Return every line of the stored records, unchanged, from the first line down through the line containing "- email-text: 客户: [347, 483, 355, 487]".

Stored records
**********

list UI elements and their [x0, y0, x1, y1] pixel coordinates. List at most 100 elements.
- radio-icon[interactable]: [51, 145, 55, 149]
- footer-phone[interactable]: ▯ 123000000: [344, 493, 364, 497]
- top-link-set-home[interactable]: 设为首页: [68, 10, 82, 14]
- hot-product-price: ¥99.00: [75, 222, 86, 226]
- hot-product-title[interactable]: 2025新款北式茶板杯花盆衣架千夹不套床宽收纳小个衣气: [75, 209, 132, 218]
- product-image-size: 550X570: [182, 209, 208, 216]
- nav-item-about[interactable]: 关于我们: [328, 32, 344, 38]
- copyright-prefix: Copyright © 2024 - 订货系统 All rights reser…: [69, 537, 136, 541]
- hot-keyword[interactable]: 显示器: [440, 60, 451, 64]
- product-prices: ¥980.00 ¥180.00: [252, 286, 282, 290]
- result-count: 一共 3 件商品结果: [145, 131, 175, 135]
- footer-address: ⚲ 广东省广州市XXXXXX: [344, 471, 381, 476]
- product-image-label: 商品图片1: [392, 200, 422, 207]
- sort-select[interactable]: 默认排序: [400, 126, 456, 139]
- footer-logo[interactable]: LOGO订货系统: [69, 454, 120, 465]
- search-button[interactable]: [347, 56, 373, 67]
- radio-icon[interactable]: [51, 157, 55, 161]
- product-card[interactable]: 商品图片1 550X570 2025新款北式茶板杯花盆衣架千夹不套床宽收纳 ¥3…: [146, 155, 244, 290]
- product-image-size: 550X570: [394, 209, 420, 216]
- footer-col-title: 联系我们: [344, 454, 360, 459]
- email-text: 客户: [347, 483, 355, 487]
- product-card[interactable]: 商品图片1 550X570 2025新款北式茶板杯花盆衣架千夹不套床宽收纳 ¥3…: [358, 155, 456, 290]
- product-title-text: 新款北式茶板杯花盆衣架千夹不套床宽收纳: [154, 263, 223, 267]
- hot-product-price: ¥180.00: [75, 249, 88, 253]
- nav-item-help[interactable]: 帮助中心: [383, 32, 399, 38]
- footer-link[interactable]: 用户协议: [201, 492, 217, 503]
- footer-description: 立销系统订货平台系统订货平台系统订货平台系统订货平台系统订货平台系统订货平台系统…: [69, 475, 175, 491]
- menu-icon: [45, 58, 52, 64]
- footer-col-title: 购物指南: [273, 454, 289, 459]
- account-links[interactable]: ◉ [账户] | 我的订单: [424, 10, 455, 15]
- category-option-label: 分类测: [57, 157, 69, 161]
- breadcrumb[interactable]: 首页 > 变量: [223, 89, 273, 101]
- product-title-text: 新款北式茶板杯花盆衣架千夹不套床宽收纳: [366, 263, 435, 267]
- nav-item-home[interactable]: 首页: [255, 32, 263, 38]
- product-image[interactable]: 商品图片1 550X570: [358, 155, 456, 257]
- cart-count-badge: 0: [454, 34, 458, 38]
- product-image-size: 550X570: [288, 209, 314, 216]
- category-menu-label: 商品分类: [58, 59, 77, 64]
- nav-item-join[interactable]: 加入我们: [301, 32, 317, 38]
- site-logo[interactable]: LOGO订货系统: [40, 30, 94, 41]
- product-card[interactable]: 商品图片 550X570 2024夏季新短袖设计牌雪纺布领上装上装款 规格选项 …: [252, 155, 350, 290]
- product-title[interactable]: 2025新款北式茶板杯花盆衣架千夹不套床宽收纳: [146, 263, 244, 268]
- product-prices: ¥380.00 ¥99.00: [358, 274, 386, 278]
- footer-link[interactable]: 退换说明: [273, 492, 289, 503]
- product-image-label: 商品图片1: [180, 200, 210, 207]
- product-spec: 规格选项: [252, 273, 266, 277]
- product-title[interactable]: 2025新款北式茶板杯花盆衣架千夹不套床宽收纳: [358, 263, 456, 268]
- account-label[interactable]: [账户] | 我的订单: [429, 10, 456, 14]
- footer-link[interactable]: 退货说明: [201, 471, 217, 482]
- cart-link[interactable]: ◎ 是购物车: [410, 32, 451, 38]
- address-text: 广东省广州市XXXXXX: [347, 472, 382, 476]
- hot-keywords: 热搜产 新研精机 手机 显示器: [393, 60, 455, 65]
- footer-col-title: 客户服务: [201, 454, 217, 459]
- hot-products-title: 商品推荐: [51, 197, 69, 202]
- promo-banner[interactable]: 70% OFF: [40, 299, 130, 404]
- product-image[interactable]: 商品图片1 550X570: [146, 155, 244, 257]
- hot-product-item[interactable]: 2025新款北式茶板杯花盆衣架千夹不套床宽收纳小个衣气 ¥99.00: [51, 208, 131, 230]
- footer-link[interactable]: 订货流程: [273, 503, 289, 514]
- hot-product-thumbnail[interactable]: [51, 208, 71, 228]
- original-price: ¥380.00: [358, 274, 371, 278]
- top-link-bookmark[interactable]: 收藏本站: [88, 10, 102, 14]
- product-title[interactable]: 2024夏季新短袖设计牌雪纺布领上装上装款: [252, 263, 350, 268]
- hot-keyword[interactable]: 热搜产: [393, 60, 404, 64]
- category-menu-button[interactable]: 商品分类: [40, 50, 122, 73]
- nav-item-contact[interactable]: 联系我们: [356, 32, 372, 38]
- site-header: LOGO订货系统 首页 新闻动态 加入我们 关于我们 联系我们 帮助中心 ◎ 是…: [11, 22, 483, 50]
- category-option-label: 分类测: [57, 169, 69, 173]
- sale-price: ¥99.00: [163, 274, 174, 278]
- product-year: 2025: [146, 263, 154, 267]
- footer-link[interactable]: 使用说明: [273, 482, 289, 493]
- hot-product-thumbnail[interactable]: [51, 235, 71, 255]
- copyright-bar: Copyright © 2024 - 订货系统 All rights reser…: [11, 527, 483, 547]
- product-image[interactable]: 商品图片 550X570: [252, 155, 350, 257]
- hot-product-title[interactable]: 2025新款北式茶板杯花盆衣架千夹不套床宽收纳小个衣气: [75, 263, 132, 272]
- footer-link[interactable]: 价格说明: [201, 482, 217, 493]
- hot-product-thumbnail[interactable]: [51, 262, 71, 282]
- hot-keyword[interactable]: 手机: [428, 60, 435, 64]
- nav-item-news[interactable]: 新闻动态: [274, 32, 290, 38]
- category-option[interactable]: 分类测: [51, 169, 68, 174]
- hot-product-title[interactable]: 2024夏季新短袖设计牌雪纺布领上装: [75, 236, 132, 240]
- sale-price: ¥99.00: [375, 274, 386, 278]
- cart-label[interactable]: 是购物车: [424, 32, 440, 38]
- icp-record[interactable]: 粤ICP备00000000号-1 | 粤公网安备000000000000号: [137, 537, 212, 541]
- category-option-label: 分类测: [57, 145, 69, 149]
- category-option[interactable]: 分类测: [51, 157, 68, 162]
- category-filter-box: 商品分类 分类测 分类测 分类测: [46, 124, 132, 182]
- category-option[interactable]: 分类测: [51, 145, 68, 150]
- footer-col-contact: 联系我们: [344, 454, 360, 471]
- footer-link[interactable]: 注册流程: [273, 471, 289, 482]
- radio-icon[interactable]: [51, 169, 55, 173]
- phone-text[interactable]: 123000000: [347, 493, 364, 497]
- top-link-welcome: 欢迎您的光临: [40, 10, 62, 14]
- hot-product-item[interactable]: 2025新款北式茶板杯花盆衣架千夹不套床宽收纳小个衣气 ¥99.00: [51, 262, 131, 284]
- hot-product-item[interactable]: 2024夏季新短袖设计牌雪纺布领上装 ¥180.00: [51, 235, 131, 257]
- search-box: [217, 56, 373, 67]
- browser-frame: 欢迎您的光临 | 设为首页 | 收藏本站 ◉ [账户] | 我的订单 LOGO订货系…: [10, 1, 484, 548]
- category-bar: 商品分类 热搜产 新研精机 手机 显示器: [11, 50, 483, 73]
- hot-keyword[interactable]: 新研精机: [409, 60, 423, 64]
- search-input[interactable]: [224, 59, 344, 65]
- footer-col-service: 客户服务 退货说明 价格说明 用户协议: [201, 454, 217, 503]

**********

» **FINISHED ANSWER**
list UI elements and their [x0, y0, x1, y1] pixel coordinates. List at most 100 elements.
- radio-icon[interactable]: [51, 145, 55, 149]
- footer-phone[interactable]: ▯ 123000000: [344, 493, 364, 497]
- top-link-set-home[interactable]: 设为首页: [68, 10, 82, 14]
- hot-product-price: ¥99.00: [75, 222, 86, 226]
- hot-product-title[interactable]: 2025新款北式茶板杯花盆衣架千夹不套床宽收纳小个衣气: [75, 209, 132, 218]
- product-image-size: 550X570: [182, 209, 208, 216]
- nav-item-about[interactable]: 关于我们: [328, 32, 344, 38]
- copyright-prefix: Copyright © 2024 - 订货系统 All rights reser…: [69, 537, 136, 541]
- hot-keyword[interactable]: 显示器: [440, 60, 451, 64]
- product-prices: ¥980.00 ¥180.00: [252, 286, 282, 290]
- result-count: 一共 3 件商品结果: [145, 131, 175, 135]
- footer-address: ⚲ 广东省广州市XXXXXX: [344, 471, 381, 476]
- product-image-label: 商品图片1: [392, 200, 422, 207]
- sort-select[interactable]: 默认排序: [400, 126, 456, 139]
- footer-logo[interactable]: LOGO订货系统: [69, 454, 120, 465]
- search-button[interactable]: [347, 56, 373, 67]
- radio-icon[interactable]: [51, 157, 55, 161]
- product-card[interactable]: 商品图片1 550X570 2025新款北式茶板杯花盆衣架千夹不套床宽收纳 ¥3…: [146, 155, 244, 290]
- product-image-size: 550X570: [394, 209, 420, 216]
- footer-col-title: 联系我们: [344, 454, 360, 459]
- email-text: 客户: [347, 483, 355, 487]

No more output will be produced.